DATA RECORDS:
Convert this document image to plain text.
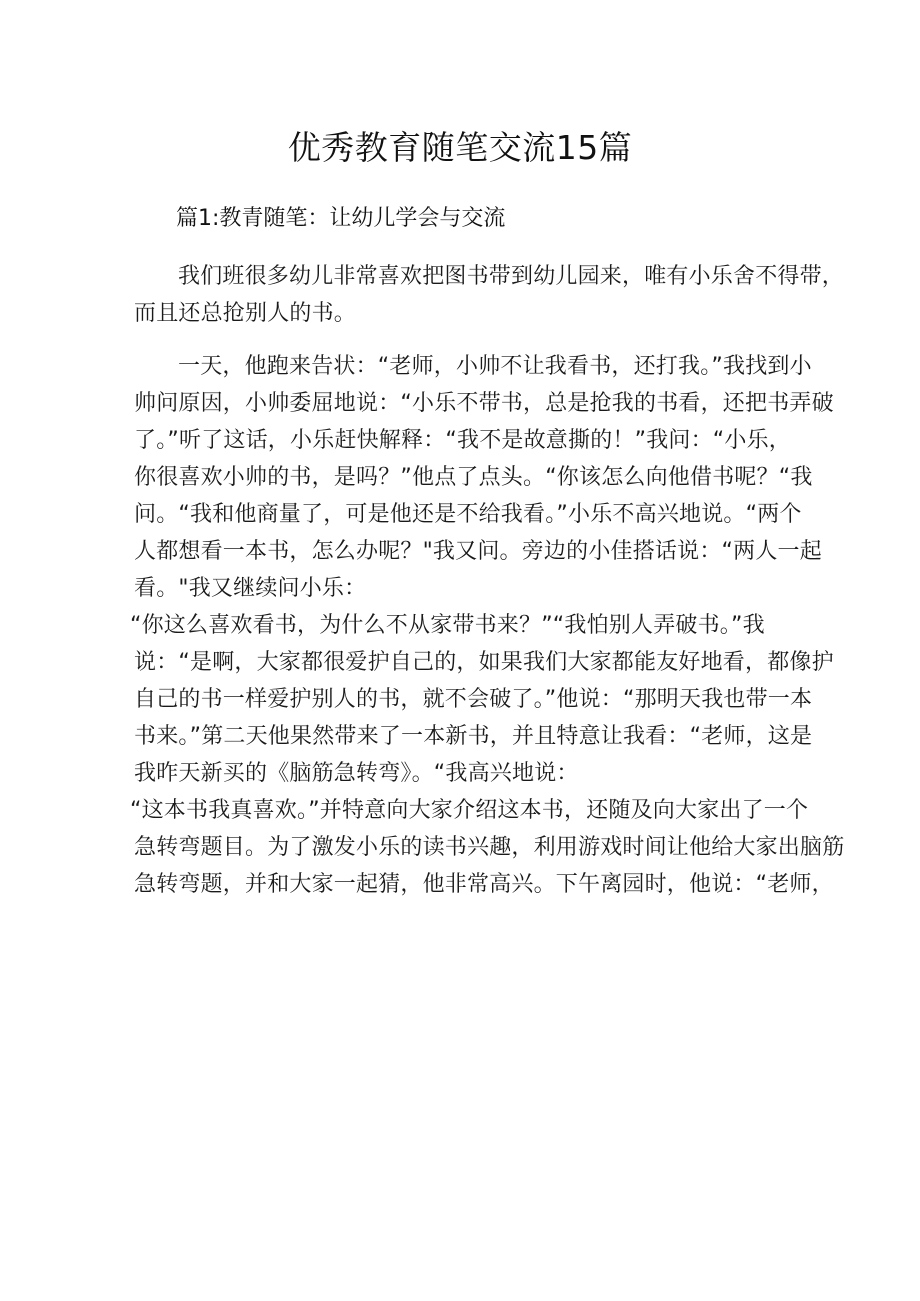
优秀教育随笔交流15篇
篇1:教青随笔：让幼儿学会与交流
我们班很多幼儿非常喜欢把图书带到幼儿园来，唯有小乐舍不得带，
而且还总抢别人的书。
一天，他跑来告状：“老师，小帅不让我看书，还打我。”我找到小
帅问原因，小帅委屈地说：“小乐不带书，总是抢我的书看，还把书弄破
了。”听了这话，小乐赶快解释：“我不是故意撕的！”我问：“小乐，
你很喜欢小帅的书，是吗？”他点了点头。“你该怎么向他借书呢？“我
问。“我和他商量了，可是他还是不给我看。”小乐不高兴地说。“两个
人都想看一本书，怎么办呢？"我又问。旁边的小佳搭话说：“两人一起
看。"我又继续问小乐：
“你这么喜欢看书，为什么不从家带书来？”“我怕别人弄破书。”我
说：“是啊，大家都很爱护自己的，如果我们大家都能友好地看，都像护
自己的书一样爱护别人的书，就不会破了。”他说：“那明天我也带一本
书来。”第二天他果然带来了一本新书，并且特意让我看：“老师，这是
我昨天新买的《脑筋急转弯》。“我高兴地说：
“这本书我真喜欢。”并特意向大家介绍这本书，还随及向大家出了一个
急转弯题目。为了激发小乐的读书兴趣，利用游戏时间让他给大家出脑筋
急转弯题，并和大家一起猜，他非常高兴。下午离园时，他说：“老师，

GIVEN TASK: The records above are to be restated exactly, without their pictures.

SOLUTION:
Convert this document image to plain text.
优秀教育随笔交流15篇
篇1:教青随笔：让幼儿学会与交流
我们班很多幼儿非常喜欢把图书带到幼儿园来，唯有小乐舍不得带，
而且还总抢别人的书。
一天，他跑来告状：“老师，小帅不让我看书，还打我。”我找到小
帅问原因，小帅委屈地说：“小乐不带书，总是抢我的书看，还把书弄破
了。”听了这话，小乐赶快解释：“我不是故意撕的！”我问：“小乐，
你很喜欢小帅的书，是吗？”他点了点头。“你该怎么向他借书呢？“我
问。“我和他商量了，可是他还是不给我看。”小乐不高兴地说。“两个
人都想看一本书，怎么办呢？"我又问。旁边的小佳搭话说：“两人一起
看。"我又继续问小乐：
“你这么喜欢看书，为什么不从家带书来？”“我怕别人弄破书。”我
说：“是啊，大家都很爱护自己的，如果我们大家都能友好地看，都像护
自己的书一样爱护别人的书，就不会破了。”他说：“那明天我也带一本
书来。”第二天他果然带来了一本新书，并且特意让我看：“老师，这是
我昨天新买的《脑筋急转弯》。“我高兴地说：
“这本书我真喜欢。”并特意向大家介绍这本书，还随及向大家出了一个
急转弯题目。为了激发小乐的读书兴趣，利用游戏时间让他给大家出脑筋
急转弯题，并和大家一起猜，他非常高兴。下午离园时，他说：“老师，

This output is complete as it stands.